> **TRAVAIL DEMANDÉ**:
Veuillez mettre à jour le listing entre les lignes contenant « - heatmap-cell: [161, 431, 167, 531] » et « - heatmap-cell: [375, 429, 381, 543] », incluses, en remplaçant « heatmap-cell » par « heatmap-tile » sans rien modifier d'autre. Redonnez seulement ces lignes.

> **DONNÉES ENREGISTRÉES**:
- - -
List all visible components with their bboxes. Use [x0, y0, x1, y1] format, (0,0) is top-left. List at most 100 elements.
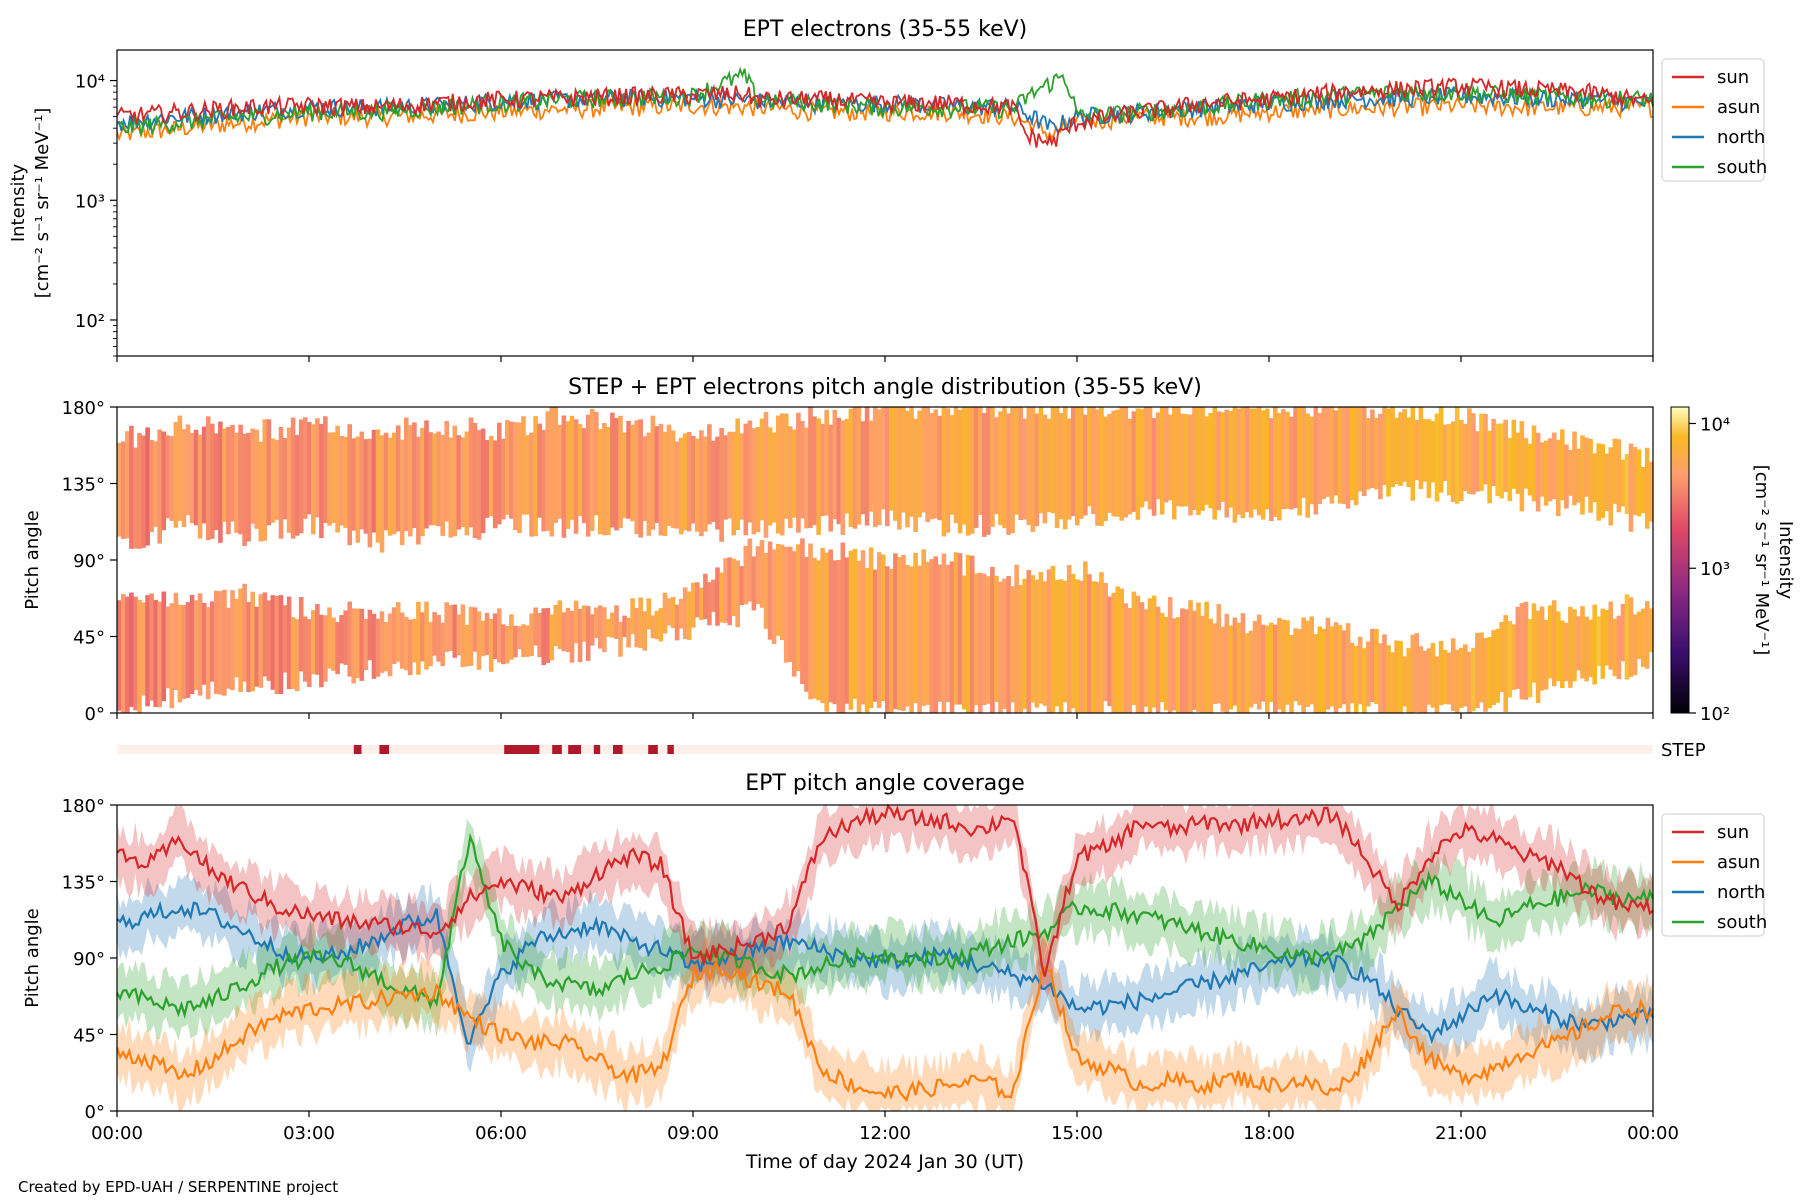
- heatmap-cell: [161, 431, 167, 531]
- heatmap-cell: [1014, 407, 1019, 515]
- heatmap-cell: [484, 439, 490, 518]
- heatmap-cell: [1188, 600, 1193, 713]
- heatmap-cell: [399, 439, 405, 546]
- heatmap-cell: [638, 597, 643, 648]
- heatmap-cell: [549, 614, 555, 661]
- heatmap-cell: [626, 617, 631, 648]
- heatmap-cell: [638, 419, 643, 538]
- heatmap-cell: [1560, 429, 1565, 501]
- heatmap-cell: [1483, 413, 1488, 485]
- series-line-asun: [115, 959, 1655, 1103]
- heatmap-cell: [1285, 620, 1290, 705]
- heatmap-cell: [1604, 453, 1610, 512]
- heatmap-cell: [598, 429, 603, 535]
- panel4-legend: sun asun north south: [1661, 813, 1767, 937]
- heatmap-cell: [1216, 604, 1222, 704]
- heatmap-cell: [1301, 617, 1306, 713]
- heatmap-cell: [1382, 407, 1387, 485]
- heatmap-cell: [739, 433, 745, 520]
- heatmap-cell: [1503, 419, 1508, 492]
- heatmap-cell: [1349, 407, 1355, 501]
- heatmap-cell: [1491, 630, 1496, 705]
- heatmap-cell: [1054, 579, 1060, 707]
- heatmap-cell: [1390, 407, 1395, 488]
- heatmap-cell: [1107, 413, 1112, 513]
- heatmap-cell: [448, 605, 454, 651]
- heatmap-cell: [254, 606, 259, 687]
- heatmap-cell: [218, 591, 223, 695]
- heatmap-cell: [893, 407, 898, 521]
- heatmap-cell: [581, 605, 587, 642]
- heatmap-cell: [594, 411, 599, 516]
- heatmap-cell: [1612, 438, 1618, 504]
- heatmap-cell: [432, 433, 437, 526]
- heatmap-cell: [1204, 601, 1209, 713]
- heatmap-cell: [173, 422, 179, 528]
- x-tick-label: 18:00: [1243, 1123, 1295, 1144]
- heatmap-cell: [517, 422, 522, 533]
- heatmap-cell: [1022, 578, 1027, 709]
- step-active-mark: [613, 745, 623, 754]
- heatmap-cell: [1556, 611, 1561, 682]
- heatmap-cell: [569, 610, 575, 663]
- heatmap-cell: [1099, 407, 1104, 526]
- heatmap-cell: [949, 415, 955, 515]
- heatmap-cell: [189, 595, 195, 694]
- heatmap-cell: [424, 420, 429, 529]
- heatmap-cell: [1450, 421, 1456, 502]
- heatmap-cell: [1321, 407, 1327, 499]
- heatmap-cell: [1584, 437, 1589, 497]
- heatmap-cell: [1414, 633, 1420, 712]
- colorbar-tick-label: 10⁴: [1700, 414, 1730, 435]
- heatmap-cell: [210, 423, 215, 539]
- heatmap-cell: [1398, 641, 1403, 713]
- heatmap-cell: [998, 581, 1003, 713]
- heatmap-cell: [860, 421, 866, 515]
- heatmap-cell: [1289, 635, 1294, 713]
- heatmap-cell: [711, 440, 716, 522]
- heatmap-cell: [929, 559, 935, 713]
- heatmap-cell: [917, 565, 922, 713]
- heatmap-cell: [375, 429, 381, 543]
- panel1-xticks: [116, 356, 1654, 362]
- heatmap-cell: [1471, 647, 1476, 712]
- heatmap-cell: [177, 415, 183, 521]
- heatmap-cell: [1159, 612, 1165, 703]
- heatmap-cell: [848, 409, 854, 527]
- heatmap-cell: [1402, 656, 1407, 707]
- heatmap-cell: [1438, 641, 1444, 706]
- series-band-asun: [117, 931, 1653, 1111]
- heatmap-cell: [1475, 431, 1480, 492]
- heatmap-cell: [395, 602, 401, 662]
- heatmap-cell: [1147, 407, 1153, 510]
- heatmap-cell: [121, 441, 126, 539]
- heatmap-cell: [1366, 641, 1371, 707]
- heatmap-cell: [881, 407, 886, 510]
- step-active-mark: [568, 745, 581, 754]
- heatmap-cell: [1131, 411, 1137, 512]
- heatmap-cell: [1212, 623, 1217, 705]
- heatmap-cell: [872, 569, 878, 702]
- heatmap-cell: [925, 561, 930, 705]
- panel-step-bar: STEP: [117, 740, 1706, 761]
- heatmap-cell: [1147, 598, 1153, 713]
- legend-label-sun: sun: [1717, 67, 1749, 88]
- heatmap-cell: [424, 601, 429, 670]
- heatmap-cell: [1556, 439, 1561, 517]
- panel4-xticks: 00:00 03:00 06:00 09:00 12:00 15:00 18:00 21:00…: [91, 1111, 1679, 1144]
- heatmap-cell: [420, 427, 425, 537]
- heatmap-cell: [1394, 417, 1399, 485]
- panel-intensity: EPT electrons (35-55 keV) 10² 10³ 10⁴ Inte…: [8, 17, 1767, 362]
- heatmap-cell: [1297, 629, 1302, 706]
- heatmap-cell: [1564, 444, 1569, 509]
- heatmap-cell: [1329, 407, 1335, 504]
- heatmap-cell: [1054, 407, 1060, 528]
- heatmap-cell: [719, 428, 724, 542]
- heatmap-cell: [1066, 418, 1072, 520]
- heatmap-cell: [901, 554, 906, 711]
- step-active-mark: [504, 745, 540, 754]
- series-band-north: [117, 874, 1653, 1073]
- heatmap-cell: [1568, 606, 1573, 688]
- heatmap-cell: [125, 431, 130, 539]
- heatmap-cell: [1289, 416, 1294, 510]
- - -
> **RÉPONSE ATTENDUE**:
- heatmap-tile: [161, 431, 167, 531]
- heatmap-tile: [1014, 407, 1019, 515]
- heatmap-tile: [484, 439, 490, 518]
- heatmap-tile: [1188, 600, 1193, 713]
- heatmap-tile: [399, 439, 405, 546]
- heatmap-tile: [638, 597, 643, 648]
- heatmap-tile: [549, 614, 555, 661]
- heatmap-tile: [626, 617, 631, 648]
- heatmap-tile: [638, 419, 643, 538]
- heatmap-tile: [1560, 429, 1565, 501]
- heatmap-tile: [1483, 413, 1488, 485]
- series-line-asun: [115, 959, 1655, 1103]
- heatmap-tile: [1285, 620, 1290, 705]
- heatmap-tile: [1604, 453, 1610, 512]
- heatmap-tile: [598, 429, 603, 535]
- panel4-legend: sun asun north south: [1661, 813, 1767, 937]
- heatmap-tile: [1216, 604, 1222, 704]
- heatmap-tile: [1301, 617, 1306, 713]
- heatmap-tile: [1382, 407, 1387, 485]
- heatmap-tile: [739, 433, 745, 520]
- heatmap-tile: [1503, 419, 1508, 492]
- heatmap-tile: [1349, 407, 1355, 501]
- heatmap-tile: [1491, 630, 1496, 705]
- heatmap-tile: [1054, 579, 1060, 707]
- heatmap-tile: [1390, 407, 1395, 488]
- heatmap-tile: [1107, 413, 1112, 513]
- heatmap-tile: [448, 605, 454, 651]
- heatmap-tile: [254, 606, 259, 687]
- heatmap-tile: [218, 591, 223, 695]
- heatmap-tile: [893, 407, 898, 521]
- heatmap-tile: [581, 605, 587, 642]
- heatmap-tile: [594, 411, 599, 516]
- heatmap-tile: [1612, 438, 1618, 504]
- heatmap-tile: [432, 433, 437, 526]
- heatmap-tile: [1204, 601, 1209, 713]
- heatmap-tile: [173, 422, 179, 528]
- x-tick-label: 18:00: [1243, 1123, 1295, 1144]
- heatmap-tile: [517, 422, 522, 533]
- heatmap-tile: [1022, 578, 1027, 709]
- step-active-mark: [613, 745, 623, 754]
- heatmap-tile: [1556, 611, 1561, 682]
- heatmap-tile: [569, 610, 575, 663]
- heatmap-tile: [1099, 407, 1104, 526]
- heatmap-tile: [949, 415, 955, 515]
- heatmap-tile: [189, 595, 195, 694]
- heatmap-tile: [424, 420, 429, 529]
- heatmap-tile: [1450, 421, 1456, 502]
- heatmap-tile: [1321, 407, 1327, 499]
- heatmap-tile: [1584, 437, 1589, 497]
- heatmap-tile: [1414, 633, 1420, 712]
- colorbar-tick-label: 10⁴: [1700, 414, 1730, 435]
- heatmap-tile: [210, 423, 215, 539]
- heatmap-tile: [1398, 641, 1403, 713]
- heatmap-tile: [998, 581, 1003, 713]
- heatmap-tile: [860, 421, 866, 515]
- heatmap-tile: [1289, 635, 1294, 713]
- heatmap-tile: [711, 440, 716, 522]
- heatmap-tile: [929, 559, 935, 713]
- heatmap-tile: [917, 565, 922, 713]
- heatmap-tile: [375, 429, 381, 543]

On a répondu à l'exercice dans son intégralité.